───── EXERCISE INPUT ─────
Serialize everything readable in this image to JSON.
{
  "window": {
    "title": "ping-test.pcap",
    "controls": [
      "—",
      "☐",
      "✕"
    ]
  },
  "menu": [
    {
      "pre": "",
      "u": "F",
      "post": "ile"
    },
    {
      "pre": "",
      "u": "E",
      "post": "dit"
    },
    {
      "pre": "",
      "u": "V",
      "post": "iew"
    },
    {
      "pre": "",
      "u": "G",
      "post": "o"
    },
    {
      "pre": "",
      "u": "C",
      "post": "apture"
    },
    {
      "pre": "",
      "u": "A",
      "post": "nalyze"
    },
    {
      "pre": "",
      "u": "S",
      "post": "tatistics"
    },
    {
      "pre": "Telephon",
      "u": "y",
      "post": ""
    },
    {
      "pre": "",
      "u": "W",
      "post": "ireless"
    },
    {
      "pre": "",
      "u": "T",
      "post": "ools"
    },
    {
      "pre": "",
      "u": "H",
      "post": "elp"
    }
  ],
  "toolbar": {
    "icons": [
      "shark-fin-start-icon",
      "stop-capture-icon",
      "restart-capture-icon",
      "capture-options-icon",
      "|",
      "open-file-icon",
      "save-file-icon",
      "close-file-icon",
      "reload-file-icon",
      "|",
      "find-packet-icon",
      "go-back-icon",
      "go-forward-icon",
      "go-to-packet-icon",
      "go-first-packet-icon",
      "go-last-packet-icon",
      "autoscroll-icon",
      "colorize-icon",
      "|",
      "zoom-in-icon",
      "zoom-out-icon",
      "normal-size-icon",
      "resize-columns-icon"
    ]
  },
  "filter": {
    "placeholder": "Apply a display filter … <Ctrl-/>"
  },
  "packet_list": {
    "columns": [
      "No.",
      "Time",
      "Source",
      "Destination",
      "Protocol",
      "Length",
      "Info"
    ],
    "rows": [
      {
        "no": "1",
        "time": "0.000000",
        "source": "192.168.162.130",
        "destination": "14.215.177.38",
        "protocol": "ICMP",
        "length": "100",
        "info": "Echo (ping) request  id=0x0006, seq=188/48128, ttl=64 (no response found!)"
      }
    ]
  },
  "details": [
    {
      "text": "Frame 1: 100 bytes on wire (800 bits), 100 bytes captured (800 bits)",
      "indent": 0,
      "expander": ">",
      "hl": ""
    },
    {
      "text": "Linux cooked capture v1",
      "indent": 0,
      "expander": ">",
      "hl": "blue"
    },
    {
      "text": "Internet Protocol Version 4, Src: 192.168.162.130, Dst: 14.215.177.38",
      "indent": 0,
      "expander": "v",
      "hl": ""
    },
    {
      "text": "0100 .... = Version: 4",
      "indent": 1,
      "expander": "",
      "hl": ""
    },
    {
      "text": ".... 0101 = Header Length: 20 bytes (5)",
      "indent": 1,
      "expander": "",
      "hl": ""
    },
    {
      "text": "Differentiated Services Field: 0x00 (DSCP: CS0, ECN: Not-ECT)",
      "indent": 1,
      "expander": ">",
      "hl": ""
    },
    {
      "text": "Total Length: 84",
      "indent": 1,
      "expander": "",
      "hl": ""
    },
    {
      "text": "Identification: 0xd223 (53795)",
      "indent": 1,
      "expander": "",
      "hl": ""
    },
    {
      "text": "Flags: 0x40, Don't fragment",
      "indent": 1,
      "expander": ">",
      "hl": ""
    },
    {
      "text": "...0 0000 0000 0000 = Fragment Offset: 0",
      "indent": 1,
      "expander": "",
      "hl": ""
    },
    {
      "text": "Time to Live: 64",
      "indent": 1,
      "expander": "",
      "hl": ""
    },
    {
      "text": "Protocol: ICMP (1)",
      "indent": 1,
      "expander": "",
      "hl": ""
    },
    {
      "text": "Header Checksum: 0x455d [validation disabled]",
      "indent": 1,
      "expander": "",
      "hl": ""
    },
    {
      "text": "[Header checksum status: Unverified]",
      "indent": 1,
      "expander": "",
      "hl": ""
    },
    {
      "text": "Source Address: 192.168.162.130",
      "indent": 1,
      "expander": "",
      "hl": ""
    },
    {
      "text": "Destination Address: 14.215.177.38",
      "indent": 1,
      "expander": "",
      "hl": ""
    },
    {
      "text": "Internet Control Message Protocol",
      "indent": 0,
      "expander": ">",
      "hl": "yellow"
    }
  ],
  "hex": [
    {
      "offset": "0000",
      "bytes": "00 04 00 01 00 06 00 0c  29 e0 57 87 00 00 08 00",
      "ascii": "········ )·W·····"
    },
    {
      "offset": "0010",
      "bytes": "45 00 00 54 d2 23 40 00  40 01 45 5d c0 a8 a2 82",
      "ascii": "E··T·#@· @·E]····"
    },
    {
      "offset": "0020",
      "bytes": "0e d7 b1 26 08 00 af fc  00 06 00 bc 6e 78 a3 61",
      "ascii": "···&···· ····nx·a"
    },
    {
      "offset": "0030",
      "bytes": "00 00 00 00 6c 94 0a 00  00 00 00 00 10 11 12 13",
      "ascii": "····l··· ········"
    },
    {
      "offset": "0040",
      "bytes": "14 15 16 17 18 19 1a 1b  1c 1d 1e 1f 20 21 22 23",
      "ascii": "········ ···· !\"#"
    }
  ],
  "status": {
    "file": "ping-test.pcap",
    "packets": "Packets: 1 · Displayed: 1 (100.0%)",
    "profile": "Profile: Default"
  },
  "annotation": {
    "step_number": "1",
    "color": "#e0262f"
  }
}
─────
THE REQUEST: Faithfully transcribe the whole of the data.

FULL OUTPUT:
Serialize everything readable in this image to JSON.
{
  "window": {
    "title": "ping-test.pcap",
    "controls": [
      "—",
      "☐",
      "✕"
    ]
  },
  "menu": [
    {
      "pre": "",
      "u": "F",
      "post": "ile"
    },
    {
      "pre": "",
      "u": "E",
      "post": "dit"
    },
    {
      "pre": "",
      "u": "V",
      "post": "iew"
    },
    {
      "pre": "",
      "u": "G",
      "post": "o"
    },
    {
      "pre": "",
      "u": "C",
      "post": "apture"
    },
    {
      "pre": "",
      "u": "A",
      "post": "nalyze"
    },
    {
      "pre": "",
      "u": "S",
      "post": "tatistics"
    },
    {
      "pre": "Telephon",
      "u": "y",
      "post": ""
    },
    {
      "pre": "",
      "u": "W",
      "post": "ireless"
    },
    {
      "pre": "",
      "u": "T",
      "post": "ools"
    },
    {
      "pre": "",
      "u": "H",
      "post": "elp"
    }
  ],
  "toolbar": {
    "icons": [
      "shark-fin-start-icon",
      "stop-capture-icon",
      "restart-capture-icon",
      "capture-options-icon",
      "|",
      "open-file-icon",
      "save-file-icon",
      "close-file-icon",
      "reload-file-icon",
      "|",
      "find-packet-icon",
      "go-back-icon",
      "go-forward-icon",
      "go-to-packet-icon",
      "go-first-packet-icon",
      "go-last-packet-icon",
      "autoscroll-icon",
      "colorize-icon",
      "|",
      "zoom-in-icon",
      "zoom-out-icon",
      "normal-size-icon",
      "resize-columns-icon"
    ]
  },
  "filter": {
    "placeholder": "Apply a display filter … <Ctrl-/>"
  },
  "packet_list": {
    "columns": [
      "No.",
      "Time",
      "Source",
      "Destination",
      "Protocol",
      "Length",
      "Info"
    ],
    "rows": [
      {
        "no": "1",
        "time": "0.000000",
        "source": "192.168.162.130",
        "destination": "14.215.177.38",
        "protocol": "ICMP",
        "length": "100",
        "info": "Echo (ping) request  id=0x0006, seq=188/48128, ttl=64 (no response found!)"
      }
    ]
  },
  "details": [
    {
      "text": "Frame 1: 100 bytes on wire (800 bits), 100 bytes captured (800 bits)",
      "indent": 0,
      "expander": ">",
      "hl": ""
    },
    {
      "text": "Linux cooked capture v1",
      "indent": 0,
      "expander": ">",
      "hl": "blue"
    },
    {
      "text": "Internet Protocol Version 4, Src: 192.168.162.130, Dst: 14.215.177.38",
      "indent": 0,
      "expander": "v",
      "hl": ""
    },
    {
      "text": "0100 .... = Version: 4",
      "indent": 1,
      "expander": "",
      "hl": ""
    },
    {
      "text": ".... 0101 = Header Length: 20 bytes (5)",
      "indent": 1,
      "expander": "",
      "hl": ""
    },
    {
      "text": "Differentiated Services Field: 0x00 (DSCP: CS0, ECN: Not-ECT)",
      "indent": 1,
      "expander": ">",
      "hl": ""
    },
    {
      "text": "Total Length: 84",
      "indent": 1,
      "expander": "",
      "hl": ""
    },
    {
      "text": "Identification: 0xd223 (53795)",
      "indent": 1,
      "expander": "",
      "hl": ""
    },
    {
      "text": "Flags: 0x40, Don't fragment",
      "indent": 1,
      "expander": ">",
      "hl": ""
    },
    {
      "text": "...0 0000 0000 0000 = Fragment Offset: 0",
      "indent": 1,
      "expander": "",
      "hl": ""
    },
    {
      "text": "Time to Live: 64",
      "indent": 1,
      "expander": "",
      "hl": ""
    },
    {
      "text": "Protocol: ICMP (1)",
      "indent": 1,
      "expander": "",
      "hl": ""
    },
    {
      "text": "Header Checksum: 0x455d [validation disabled]",
      "indent": 1,
      "expander": "",
      "hl": ""
    },
    {
      "text": "[Header checksum status: Unverified]",
      "indent": 1,
      "expander": "",
      "hl": ""
    },
    {
      "text": "Source Address: 192.168.162.130",
      "indent": 1,
      "expander": "",
      "hl": ""
    },
    {
      "text": "Destination Address: 14.215.177.38",
      "indent": 1,
      "expander": "",
      "hl": ""
    },
    {
      "text": "Internet Control Message Protocol",
      "indent": 0,
      "expander": ">",
      "hl": "yellow"
    }
  ],
  "hex": [
    {
      "offset": "0000",
      "bytes": "00 04 00 01 00 06 00 0c  29 e0 57 87 00 00 08 00",
      "ascii": "········ )·W·····"
    },
    {
      "offset": "0010",
      "bytes": "45 00 00 54 d2 23 40 00  40 01 45 5d c0 a8 a2 82",
      "ascii": "E··T·#@· @·E]····"
    },
    {
      "offset": "0020",
      "bytes": "0e d7 b1 26 08 00 af fc  00 06 00 bc 6e 78 a3 61",
      "ascii": "···&···· ····nx·a"
    },
    {
      "offset": "0030",
      "bytes": "00 00 00 00 6c 94 0a 00  00 00 00 00 10 11 12 13",
      "ascii": "····l··· ········"
    },
    {
      "offset": "0040",
      "bytes": "14 15 16 17 18 19 1a 1b  1c 1d 1e 1f 20 21 22 23",
      "ascii": "········ ···· !\"#"
    }
  ],
  "status": {
    "file": "ping-test.pcap",
    "packets": "Packets: 1 · Displayed: 1 (100.0%)",
    "profile": "Profile: Default"
  },
  "annotation": {
    "step_number": "1",
    "color": "#e0262f"
  }
}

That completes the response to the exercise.